--- Stated goal ---
Pictures aside, repeat every entry exactly.

Extracted data entries:
┌────────
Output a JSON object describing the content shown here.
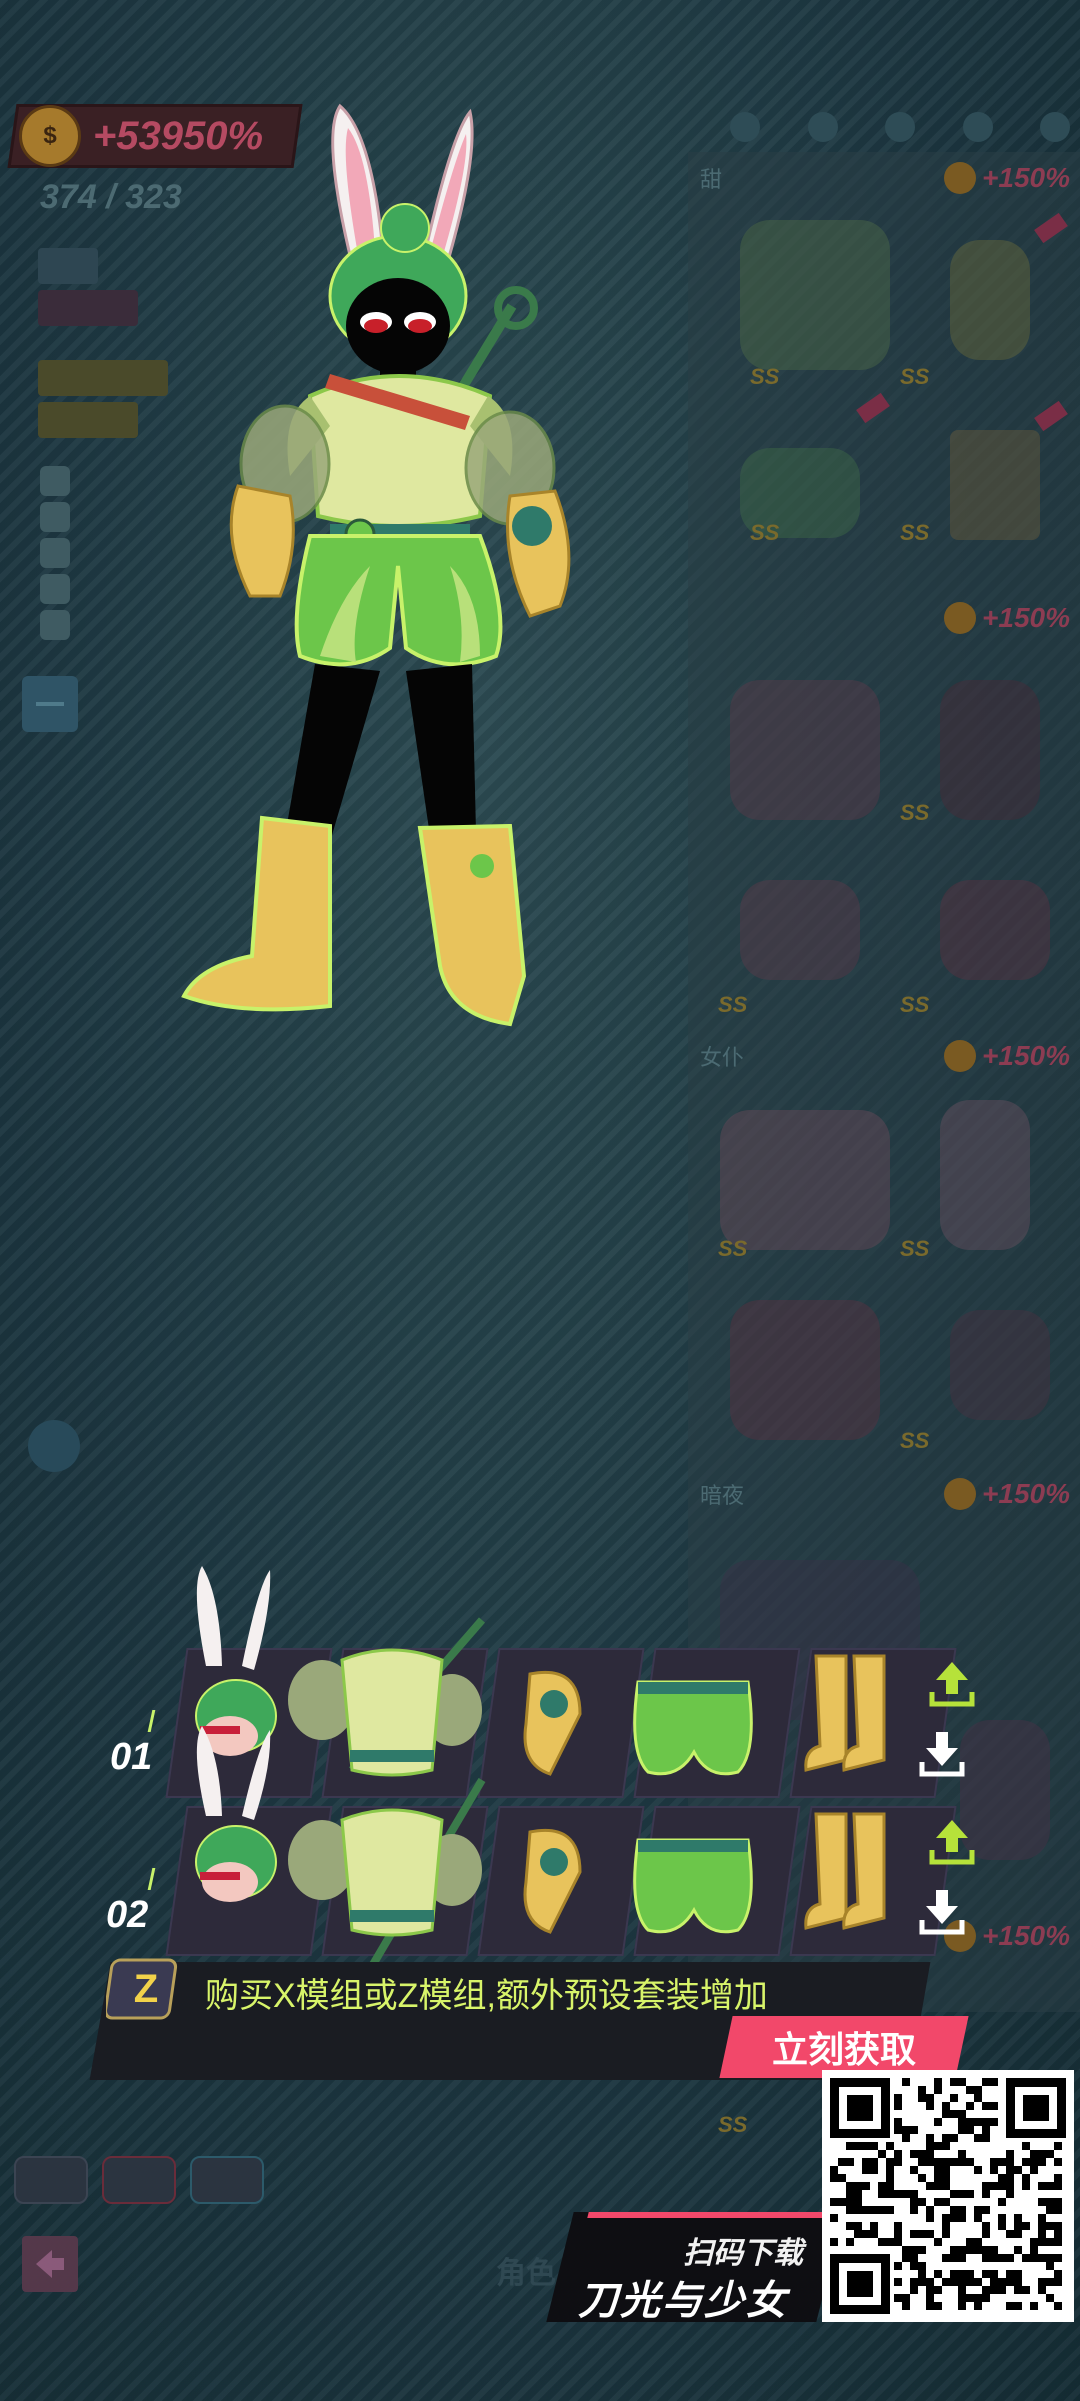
{
  "hud": {
    "coin_bonus": "+53950%",
    "coin_symbol": "$",
    "counter": "374 / 323"
  },
  "panel": {
    "sections": [
      {
        "title": "甜",
        "bonus": "+150%"
      },
      {
        "title": "",
        "bonus": "+150%"
      },
      {
        "title": "女仆",
        "bonus": "+150%"
      },
      {
        "title": "暗夜",
        "bonus": "+150%"
      },
      {
        "title": "",
        "bonus": "+150%"
      }
    ],
    "ss_label": "SS"
  },
  "outfits": {
    "rows": [
      {
        "label": "01",
        "items": [
          "head",
          "top",
          "gloves",
          "shorts",
          "boots"
        ]
      },
      {
        "label": "02",
        "items": [
          "head",
          "top",
          "gloves",
          "shorts",
          "boots"
        ]
      }
    ],
    "icons": [
      "upload-icon",
      "download-icon"
    ]
  },
  "promo": {
    "badge": "Z",
    "text": "购买X模组或Z模组,额外预设套装增加",
    "button": "立刻获取"
  },
  "bottom": {
    "nav_ghost": "角色",
    "brand_scan": "扫码下载",
    "brand_name": "刀光与少女"
  },
  "colors": {
    "accent_pink": "#f2486a",
    "accent_lime": "#c8f26a",
    "promo_text": "#d8f46a",
    "hair_green": "#3fa85a",
    "outfit_green": "#6cc64a",
    "boot_yellow": "#e8c35c"
  }
}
└────────
--- Solution below ---
Output a JSON object describing the content shown here.
{
  "hud": {
    "coin_bonus": "+53950%",
    "coin_symbol": "$",
    "counter": "374 / 323"
  },
  "panel": {
    "sections": [
      {
        "title": "甜",
        "bonus": "+150%"
      },
      {
        "title": "",
        "bonus": "+150%"
      },
      {
        "title": "女仆",
        "bonus": "+150%"
      },
      {
        "title": "暗夜",
        "bonus": "+150%"
      },
      {
        "title": "",
        "bonus": "+150%"
      }
    ],
    "ss_label": "SS"
  },
  "outfits": {
    "rows": [
      {
        "label": "01",
        "items": [
          "head",
          "top",
          "gloves",
          "shorts",
          "boots"
        ]
      },
      {
        "label": "02",
        "items": [
          "head",
          "top",
          "gloves",
          "shorts",
          "boots"
        ]
      }
    ],
    "icons": [
      "upload-icon",
      "download-icon"
    ]
  },
  "promo": {
    "badge": "Z",
    "text": "购买X模组或Z模组,额外预设套装增加",
    "button": "立刻获取"
  },
  "bottom": {
    "nav_ghost": "角色",
    "brand_scan": "扫码下载",
    "brand_name": "刀光与少女"
  },
  "colors": {
    "accent_pink": "#f2486a",
    "accent_lime": "#c8f26a",
    "promo_text": "#d8f46a",
    "hair_green": "#3fa85a",
    "outfit_green": "#6cc64a",
    "boot_yellow": "#e8c35c"
  }
}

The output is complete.